• _PROBLEM_
Search the material for "JSON" and show all lines that contain it.

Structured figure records
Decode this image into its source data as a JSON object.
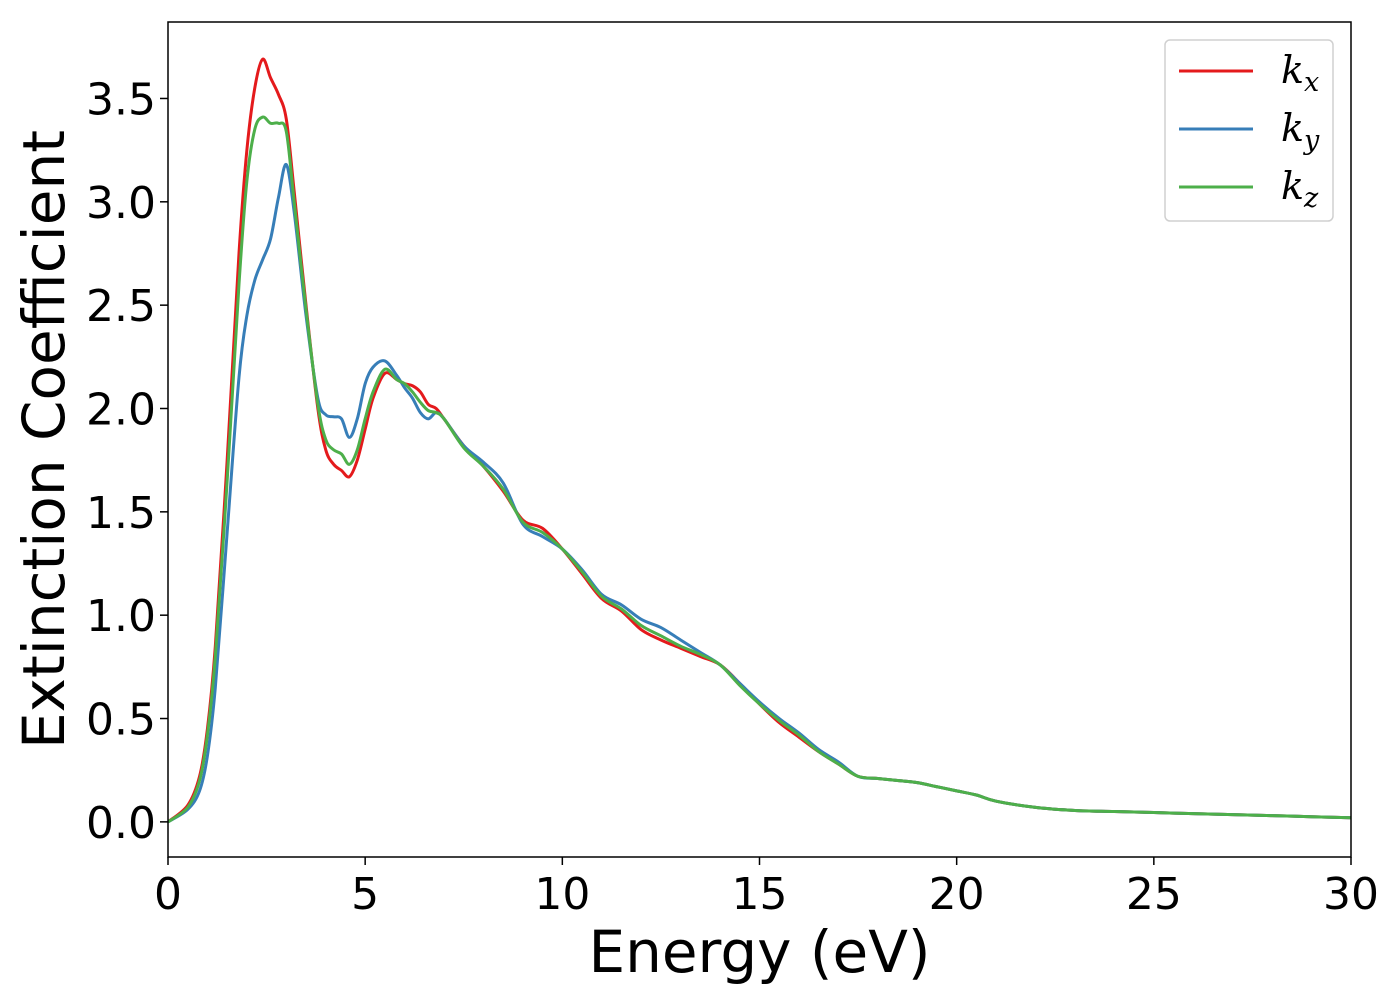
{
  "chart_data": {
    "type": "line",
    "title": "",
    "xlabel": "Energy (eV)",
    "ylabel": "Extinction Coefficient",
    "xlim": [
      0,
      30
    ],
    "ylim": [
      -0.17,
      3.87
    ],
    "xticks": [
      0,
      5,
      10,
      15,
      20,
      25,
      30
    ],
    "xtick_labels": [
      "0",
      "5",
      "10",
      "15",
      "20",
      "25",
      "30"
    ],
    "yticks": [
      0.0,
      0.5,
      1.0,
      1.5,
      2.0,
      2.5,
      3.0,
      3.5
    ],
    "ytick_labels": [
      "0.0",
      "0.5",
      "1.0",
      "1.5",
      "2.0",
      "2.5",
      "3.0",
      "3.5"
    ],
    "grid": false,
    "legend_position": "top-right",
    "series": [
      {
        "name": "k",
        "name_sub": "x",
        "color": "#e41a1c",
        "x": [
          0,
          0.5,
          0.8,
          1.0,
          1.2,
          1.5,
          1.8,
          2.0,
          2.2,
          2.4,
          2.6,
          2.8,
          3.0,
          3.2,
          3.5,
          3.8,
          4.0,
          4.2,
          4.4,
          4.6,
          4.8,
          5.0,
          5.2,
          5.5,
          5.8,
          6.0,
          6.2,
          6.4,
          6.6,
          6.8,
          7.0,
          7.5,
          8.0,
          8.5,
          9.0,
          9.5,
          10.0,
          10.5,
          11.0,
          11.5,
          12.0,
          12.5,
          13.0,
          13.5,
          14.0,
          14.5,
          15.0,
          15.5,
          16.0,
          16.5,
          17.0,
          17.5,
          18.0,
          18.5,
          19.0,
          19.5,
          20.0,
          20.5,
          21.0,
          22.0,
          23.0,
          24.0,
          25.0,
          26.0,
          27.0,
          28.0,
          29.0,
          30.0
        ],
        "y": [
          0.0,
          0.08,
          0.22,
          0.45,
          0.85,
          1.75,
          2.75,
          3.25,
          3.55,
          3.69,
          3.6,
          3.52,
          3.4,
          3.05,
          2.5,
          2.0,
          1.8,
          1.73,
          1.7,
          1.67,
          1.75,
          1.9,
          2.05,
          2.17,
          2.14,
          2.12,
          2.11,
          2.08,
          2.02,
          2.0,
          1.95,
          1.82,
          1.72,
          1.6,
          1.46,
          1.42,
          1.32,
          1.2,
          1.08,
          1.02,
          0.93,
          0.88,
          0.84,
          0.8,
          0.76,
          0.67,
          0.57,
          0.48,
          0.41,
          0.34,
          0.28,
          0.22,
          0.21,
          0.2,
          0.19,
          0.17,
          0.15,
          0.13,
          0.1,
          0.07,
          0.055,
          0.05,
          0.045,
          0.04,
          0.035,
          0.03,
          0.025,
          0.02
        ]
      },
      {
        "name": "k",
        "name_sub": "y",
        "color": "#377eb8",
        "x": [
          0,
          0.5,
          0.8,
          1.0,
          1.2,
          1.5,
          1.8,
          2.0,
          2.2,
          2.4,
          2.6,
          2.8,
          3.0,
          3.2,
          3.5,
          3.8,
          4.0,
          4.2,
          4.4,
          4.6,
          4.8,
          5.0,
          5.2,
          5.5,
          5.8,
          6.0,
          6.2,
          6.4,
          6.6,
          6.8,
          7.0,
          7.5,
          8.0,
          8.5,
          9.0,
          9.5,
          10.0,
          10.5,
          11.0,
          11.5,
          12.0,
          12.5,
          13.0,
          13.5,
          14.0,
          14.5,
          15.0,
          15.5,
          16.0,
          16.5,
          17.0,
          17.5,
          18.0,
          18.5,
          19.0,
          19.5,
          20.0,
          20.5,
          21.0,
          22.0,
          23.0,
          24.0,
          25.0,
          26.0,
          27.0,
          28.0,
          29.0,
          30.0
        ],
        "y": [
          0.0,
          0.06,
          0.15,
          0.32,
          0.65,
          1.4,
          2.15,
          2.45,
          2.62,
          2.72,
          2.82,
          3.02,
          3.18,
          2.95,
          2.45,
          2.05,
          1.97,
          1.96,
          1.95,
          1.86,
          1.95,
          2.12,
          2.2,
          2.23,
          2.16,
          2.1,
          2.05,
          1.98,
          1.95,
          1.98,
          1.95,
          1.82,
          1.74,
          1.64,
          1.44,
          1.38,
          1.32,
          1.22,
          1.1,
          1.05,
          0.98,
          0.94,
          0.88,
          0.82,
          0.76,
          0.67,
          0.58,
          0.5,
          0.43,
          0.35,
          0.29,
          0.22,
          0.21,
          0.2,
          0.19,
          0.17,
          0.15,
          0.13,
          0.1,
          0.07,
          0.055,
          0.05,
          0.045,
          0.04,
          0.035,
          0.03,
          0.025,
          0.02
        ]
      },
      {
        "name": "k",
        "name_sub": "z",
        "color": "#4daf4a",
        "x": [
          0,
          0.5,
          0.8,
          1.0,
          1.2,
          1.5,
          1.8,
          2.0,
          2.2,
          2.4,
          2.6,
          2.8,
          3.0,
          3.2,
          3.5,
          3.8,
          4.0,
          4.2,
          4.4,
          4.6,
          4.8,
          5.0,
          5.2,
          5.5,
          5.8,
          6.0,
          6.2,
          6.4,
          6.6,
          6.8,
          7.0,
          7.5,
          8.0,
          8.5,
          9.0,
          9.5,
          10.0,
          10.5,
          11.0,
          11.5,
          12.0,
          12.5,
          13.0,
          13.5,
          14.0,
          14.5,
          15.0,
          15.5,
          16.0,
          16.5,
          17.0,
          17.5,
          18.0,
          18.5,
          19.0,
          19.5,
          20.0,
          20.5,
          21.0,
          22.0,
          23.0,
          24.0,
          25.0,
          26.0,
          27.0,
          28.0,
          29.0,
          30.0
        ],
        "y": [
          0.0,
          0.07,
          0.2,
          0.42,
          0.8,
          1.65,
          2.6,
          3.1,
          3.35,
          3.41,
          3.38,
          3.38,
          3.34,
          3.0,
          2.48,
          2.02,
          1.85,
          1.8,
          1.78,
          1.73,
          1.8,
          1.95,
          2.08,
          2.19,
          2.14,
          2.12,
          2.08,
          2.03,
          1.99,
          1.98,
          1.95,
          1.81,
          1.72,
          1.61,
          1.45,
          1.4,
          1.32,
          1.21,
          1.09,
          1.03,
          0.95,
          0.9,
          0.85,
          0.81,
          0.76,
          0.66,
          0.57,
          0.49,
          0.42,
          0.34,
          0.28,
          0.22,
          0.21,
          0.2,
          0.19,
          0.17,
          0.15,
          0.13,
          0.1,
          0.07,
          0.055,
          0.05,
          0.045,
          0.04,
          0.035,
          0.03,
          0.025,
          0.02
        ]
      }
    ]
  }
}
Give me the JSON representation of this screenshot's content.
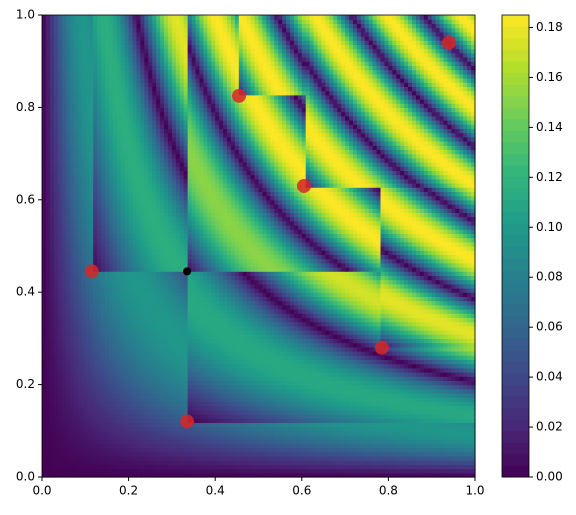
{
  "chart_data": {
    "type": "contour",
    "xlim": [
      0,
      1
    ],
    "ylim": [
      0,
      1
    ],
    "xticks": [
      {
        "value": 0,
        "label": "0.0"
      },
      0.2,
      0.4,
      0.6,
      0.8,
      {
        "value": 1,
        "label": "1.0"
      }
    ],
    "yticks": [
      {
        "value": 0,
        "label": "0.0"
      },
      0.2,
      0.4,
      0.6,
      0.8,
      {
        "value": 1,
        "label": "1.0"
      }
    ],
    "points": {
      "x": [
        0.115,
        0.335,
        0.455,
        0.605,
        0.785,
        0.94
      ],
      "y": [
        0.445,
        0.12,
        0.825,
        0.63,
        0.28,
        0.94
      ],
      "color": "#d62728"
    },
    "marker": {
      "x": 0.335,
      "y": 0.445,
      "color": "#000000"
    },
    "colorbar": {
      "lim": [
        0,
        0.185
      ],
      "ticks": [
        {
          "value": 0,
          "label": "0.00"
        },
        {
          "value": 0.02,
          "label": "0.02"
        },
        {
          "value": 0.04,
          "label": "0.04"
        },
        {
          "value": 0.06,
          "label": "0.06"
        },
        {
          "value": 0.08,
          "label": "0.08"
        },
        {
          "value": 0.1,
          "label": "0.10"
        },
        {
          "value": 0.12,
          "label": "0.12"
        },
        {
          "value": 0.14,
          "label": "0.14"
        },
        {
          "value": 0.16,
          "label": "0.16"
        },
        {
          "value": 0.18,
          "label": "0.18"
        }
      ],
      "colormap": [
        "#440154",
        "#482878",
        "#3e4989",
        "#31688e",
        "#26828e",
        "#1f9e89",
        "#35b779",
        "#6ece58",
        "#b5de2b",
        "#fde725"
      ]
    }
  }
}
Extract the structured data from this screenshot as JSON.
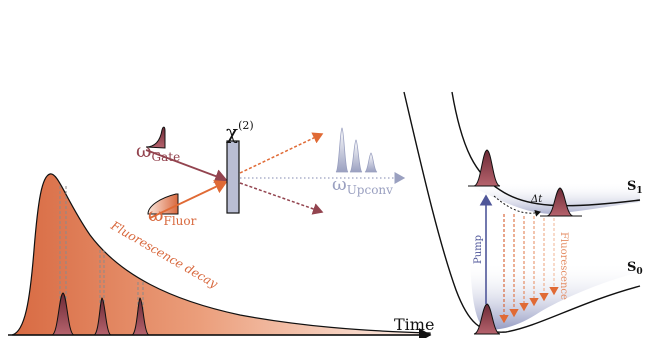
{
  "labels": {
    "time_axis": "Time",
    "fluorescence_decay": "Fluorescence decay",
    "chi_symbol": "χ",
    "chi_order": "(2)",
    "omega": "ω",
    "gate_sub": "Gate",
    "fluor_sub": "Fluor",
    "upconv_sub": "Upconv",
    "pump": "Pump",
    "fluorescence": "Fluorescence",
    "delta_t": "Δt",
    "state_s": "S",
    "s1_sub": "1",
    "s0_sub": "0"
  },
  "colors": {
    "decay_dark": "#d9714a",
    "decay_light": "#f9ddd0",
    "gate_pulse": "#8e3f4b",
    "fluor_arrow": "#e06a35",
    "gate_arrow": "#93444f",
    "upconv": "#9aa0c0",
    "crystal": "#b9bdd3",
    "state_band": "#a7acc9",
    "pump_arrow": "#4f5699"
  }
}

• _OUTPUT OF THE TASK_
Decode this image into its source data as a JSON object.
Give me the JSON representation of this screenshot's content.
Extract the structured data from this screenshot as JSON.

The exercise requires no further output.